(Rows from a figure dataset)
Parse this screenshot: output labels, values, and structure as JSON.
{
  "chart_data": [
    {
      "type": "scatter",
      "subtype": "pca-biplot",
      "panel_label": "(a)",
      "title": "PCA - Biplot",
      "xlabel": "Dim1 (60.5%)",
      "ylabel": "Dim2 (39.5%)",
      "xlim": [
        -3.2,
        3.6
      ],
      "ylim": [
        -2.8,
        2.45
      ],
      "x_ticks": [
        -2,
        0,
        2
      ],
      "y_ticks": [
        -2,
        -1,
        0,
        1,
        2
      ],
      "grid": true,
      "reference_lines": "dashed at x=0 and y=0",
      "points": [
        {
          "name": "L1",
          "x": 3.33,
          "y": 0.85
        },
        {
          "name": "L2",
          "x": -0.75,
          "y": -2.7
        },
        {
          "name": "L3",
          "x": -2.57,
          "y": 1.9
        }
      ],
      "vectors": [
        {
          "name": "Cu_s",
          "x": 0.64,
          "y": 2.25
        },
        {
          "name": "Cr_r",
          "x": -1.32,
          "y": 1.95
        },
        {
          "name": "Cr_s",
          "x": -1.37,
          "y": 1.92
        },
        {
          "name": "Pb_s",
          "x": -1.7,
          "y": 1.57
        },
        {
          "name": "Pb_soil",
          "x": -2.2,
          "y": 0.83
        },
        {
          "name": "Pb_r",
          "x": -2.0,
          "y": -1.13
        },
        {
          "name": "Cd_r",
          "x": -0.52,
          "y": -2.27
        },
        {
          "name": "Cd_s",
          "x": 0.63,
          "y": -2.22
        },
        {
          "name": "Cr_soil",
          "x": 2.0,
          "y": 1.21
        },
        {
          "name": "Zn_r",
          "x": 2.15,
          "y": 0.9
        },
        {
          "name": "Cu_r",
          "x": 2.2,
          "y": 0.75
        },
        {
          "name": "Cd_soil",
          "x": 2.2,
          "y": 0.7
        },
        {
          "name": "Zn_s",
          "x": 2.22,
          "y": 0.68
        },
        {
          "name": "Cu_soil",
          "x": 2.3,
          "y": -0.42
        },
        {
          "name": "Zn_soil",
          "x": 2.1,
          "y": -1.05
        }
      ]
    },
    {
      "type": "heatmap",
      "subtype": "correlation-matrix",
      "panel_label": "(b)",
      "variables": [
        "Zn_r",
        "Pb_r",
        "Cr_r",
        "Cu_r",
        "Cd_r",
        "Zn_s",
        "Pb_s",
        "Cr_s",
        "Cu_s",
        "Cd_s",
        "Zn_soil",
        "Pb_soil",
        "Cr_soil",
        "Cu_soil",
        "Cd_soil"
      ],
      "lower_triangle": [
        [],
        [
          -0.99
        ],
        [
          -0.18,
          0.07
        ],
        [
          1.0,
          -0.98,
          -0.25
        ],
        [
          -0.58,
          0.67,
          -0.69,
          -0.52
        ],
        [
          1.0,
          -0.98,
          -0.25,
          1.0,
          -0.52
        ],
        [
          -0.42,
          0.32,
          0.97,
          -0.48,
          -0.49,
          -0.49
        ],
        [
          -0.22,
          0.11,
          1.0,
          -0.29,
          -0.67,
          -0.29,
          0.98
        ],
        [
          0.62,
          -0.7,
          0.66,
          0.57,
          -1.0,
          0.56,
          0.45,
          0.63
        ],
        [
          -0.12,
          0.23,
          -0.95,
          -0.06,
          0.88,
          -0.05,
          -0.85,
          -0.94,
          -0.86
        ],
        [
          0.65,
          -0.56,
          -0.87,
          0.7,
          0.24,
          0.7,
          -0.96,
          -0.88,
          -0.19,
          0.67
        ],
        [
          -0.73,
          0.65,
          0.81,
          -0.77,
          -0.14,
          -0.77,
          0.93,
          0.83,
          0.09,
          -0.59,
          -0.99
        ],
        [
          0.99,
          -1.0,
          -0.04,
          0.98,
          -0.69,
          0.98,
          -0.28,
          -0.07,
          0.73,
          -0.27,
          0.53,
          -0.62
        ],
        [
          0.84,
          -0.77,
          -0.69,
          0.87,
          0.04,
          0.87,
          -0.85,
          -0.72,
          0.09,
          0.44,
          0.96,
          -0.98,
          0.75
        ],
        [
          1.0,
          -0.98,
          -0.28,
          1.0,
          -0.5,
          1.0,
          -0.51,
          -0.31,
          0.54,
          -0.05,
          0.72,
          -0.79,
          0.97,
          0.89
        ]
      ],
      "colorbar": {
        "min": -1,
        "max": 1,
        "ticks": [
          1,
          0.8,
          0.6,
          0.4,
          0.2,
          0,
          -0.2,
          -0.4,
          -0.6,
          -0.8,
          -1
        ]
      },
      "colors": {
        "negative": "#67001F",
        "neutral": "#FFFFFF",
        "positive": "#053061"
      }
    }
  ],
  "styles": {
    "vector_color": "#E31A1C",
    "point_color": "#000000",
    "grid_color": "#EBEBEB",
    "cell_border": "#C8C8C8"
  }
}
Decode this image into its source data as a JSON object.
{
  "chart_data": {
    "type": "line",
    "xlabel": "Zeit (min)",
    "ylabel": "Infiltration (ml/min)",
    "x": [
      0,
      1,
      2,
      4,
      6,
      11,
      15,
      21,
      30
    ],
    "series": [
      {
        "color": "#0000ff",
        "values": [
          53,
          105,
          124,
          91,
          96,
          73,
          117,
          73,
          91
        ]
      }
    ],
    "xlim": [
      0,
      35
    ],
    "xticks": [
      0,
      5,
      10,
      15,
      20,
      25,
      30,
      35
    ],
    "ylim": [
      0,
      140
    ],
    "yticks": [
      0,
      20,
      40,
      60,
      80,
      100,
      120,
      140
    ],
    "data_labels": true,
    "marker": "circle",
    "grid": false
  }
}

• REQUIRED TASK: Locate the line that contains "Decode this image", then please quote it and every line after it to the end of the entries above, exactly and with nothing else.

• OUTPUT:
Decode this image into its source data as a JSON object.
{
  "chart_data": {
    "type": "line",
    "xlabel": "Zeit (min)",
    "ylabel": "Infiltration (ml/min)",
    "x": [
      0,
      1,
      2,
      4,
      6,
      11,
      15,
      21,
      30
    ],
    "series": [
      {
        "color": "#0000ff",
        "values": [
          53,
          105,
          124,
          91,
          96,
          73,
          117,
          73,
          91
        ]
      }
    ],
    "xlim": [
      0,
      35
    ],
    "xticks": [
      0,
      5,
      10,
      15,
      20,
      25,
      30,
      35
    ],
    "ylim": [
      0,
      140
    ],
    "yticks": [
      0,
      20,
      40,
      60,
      80,
      100,
      120,
      140
    ],
    "data_labels": true,
    "marker": "circle",
    "grid": false
  }
}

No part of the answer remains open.